Исходный текст.
+ + +
Военный министр царя видел задачи, стоящие перед Россией, в совершенно ином свете, чем его коллега с Певческого моста. Хотя генерал Куропаткин и оказался неважным военачальником во время Русско-японской войны, он был одним из самых ярких умов из всех, когда-либо стоявших во главе русского военного министерства, и его записка объемом в двести страниц представляла собой поразительно проницательную оценку геополитического пейзажа того времени. Куропаткин начинает с обзора достижений империи за последние двести лет. За время, прошедшее после 1700 г., население России выросло более чем в десять раз — с 12 млн при Петре Великом до 132 млн в данный момент. Под властью Николая находилась громадная держава, занимавшая более ¹/? части мировой поверхности суши. Но за этот впечатляющий рост пришлось заплатить огромную цену, включавшую 34 внешние и три внутренние войны, в которых погибли почти 3 млн россиян. Далее Куропаткин спрашивает своего повелителя, «удовлетворены ли мы нашими границами». Сам он отвечал на этот вопрос однозначным «да». Одни лишь размеры России делают ее уязвимой для нападения со стороны иностранных держав. Если в XVIII и XIX вв. главная задача армии заключалась в том, чтобы расширять владения царя, то в XX в. ей предстоит в основном оборонять земли, которыми он уже правит. Завоевание новых территорий вызовет лишь опасную враждебность со стороны соседних государств. Более того, к настоящему моменту более половины подданных Николая — нерусские, и многие из них проявляют непокорность. Дальнейший рост нерусского населения империи вполне может усугубить националистические настроения, уже заметные среди национальных меньшинств. Не соглашаясь со своими соотечественниками, придерживавшимися более экспансионистских взглядов — многие из них желали видеть всех славян объединенными под властью царя, — Куропаткин предупреждал, что даже присоединение галичан и других славянских меньшинств, проживающих в Австрии, может оказаться опасным. В конце концов, «австрийские славяне обладают иными чаяниями и мечтами», нежели русские. В том же, что касается Турции, военный министр признавал, что русские уже давно стремятся контролировать проливы, ведущие из Черного моря в Средиземное. Тем не менее их захват приведет к столкновению армии с еще более грозной коалицией, чем та, что противостояла России 45 лет назад, во время Крымской войны. «Мы можем быть довольны нашими нынешними границами с Турцией, — заключал Куропаткин и добавлял: — нам не нужно новых изменений».
+ + +
Извлечённые данные.
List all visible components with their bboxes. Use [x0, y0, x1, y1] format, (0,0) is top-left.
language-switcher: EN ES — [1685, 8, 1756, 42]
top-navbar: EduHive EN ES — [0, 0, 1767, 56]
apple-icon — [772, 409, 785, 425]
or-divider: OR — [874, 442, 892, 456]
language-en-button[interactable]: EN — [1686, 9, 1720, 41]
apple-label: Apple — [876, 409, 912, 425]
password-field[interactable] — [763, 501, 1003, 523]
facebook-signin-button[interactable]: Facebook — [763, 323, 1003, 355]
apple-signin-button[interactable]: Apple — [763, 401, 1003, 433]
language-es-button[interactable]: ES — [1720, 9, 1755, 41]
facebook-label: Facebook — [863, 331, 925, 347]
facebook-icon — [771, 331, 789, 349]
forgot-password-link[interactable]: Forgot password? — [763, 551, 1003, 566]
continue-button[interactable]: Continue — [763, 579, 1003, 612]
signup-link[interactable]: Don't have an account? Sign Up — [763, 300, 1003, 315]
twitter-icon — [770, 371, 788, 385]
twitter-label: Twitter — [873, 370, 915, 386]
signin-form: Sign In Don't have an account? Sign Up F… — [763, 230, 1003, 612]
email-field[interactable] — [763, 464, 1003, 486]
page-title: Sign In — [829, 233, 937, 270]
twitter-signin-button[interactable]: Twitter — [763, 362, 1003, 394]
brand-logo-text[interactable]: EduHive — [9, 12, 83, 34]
+ + +
Задание. Перепечатайте целиком и без изменений исходный текст о записке Куропаткина.

Ответ.
Военный министр царя видел задачи, стоящие перед Россией, в совершенно ином свете, чем его коллега с Певческого моста. Хотя генерал Куропаткин и оказался неважным военачальником во время Русско-японской войны, он был одним из самых ярких умов из всех, когда-либо стоявших во главе русского военного министерства, и его записка объемом в двести страниц представляла собой поразительно проницательную оценку геополитического пейзажа того времени. Куропаткин начинает с обзора достижений империи за последние двести лет. За время, прошедшее после 1700 г., население России выросло более чем в десять раз — с 12 млн при Петре Великом до 132 млн в данный момент. Под властью Николая находилась громадная держава, занимавшая более ¹/? части мировой поверхности суши. Но за этот впечатляющий рост пришлось заплатить огромную цену, включавшую 34 внешние и три внутренние войны, в которых погибли почти 3 млн россиян. Далее Куропаткин спрашивает своего повелителя, «удовлетворены ли мы нашими границами». Сам он отвечал на этот вопрос однозначным «да». Одни лишь размеры России делают ее уязвимой для нападения со стороны иностранных держав. Если в XVIII и XIX вв. главная задача армии заключалась в том, чтобы расширять владения царя, то в XX в. ей предстоит в основном оборонять земли, которыми он уже правит. Завоевание новых территорий вызовет лишь опасную враждебность со стороны соседних государств. Более того, к настоящему моменту более половины подданных Николая — нерусские, и многие из них проявляют непокорность. Дальнейший рост нерусского населения империи вполне может усугубить националистические настроения, уже заметные среди национальных меньшинств. Не соглашаясь со своими соотечественниками, придерживавшимися более экспансионистских взглядов — многие из них желали видеть всех славян объединенными под властью царя, — Куропаткин предупреждал, что даже присоединение галичан и других славянских меньшинств, проживающих в Австрии, может оказаться опасным. В конце концов, «австрийские славяне обладают иными чаяниями и мечтами», нежели русские. В том же, что касается Турции, военный министр признавал, что русские уже давно стремятся контролировать проливы, ведущие из Черного моря в Средиземное. Тем не менее их захват приведет к столкновению армии с еще более грозной коалицией, чем та, что противостояла России 45 лет назад, во время Крымской войны. «Мы можем быть довольны нашими нынешними границами с Турцией, — заключал Куропаткин и добавлял: — нам не нужно новых изменений».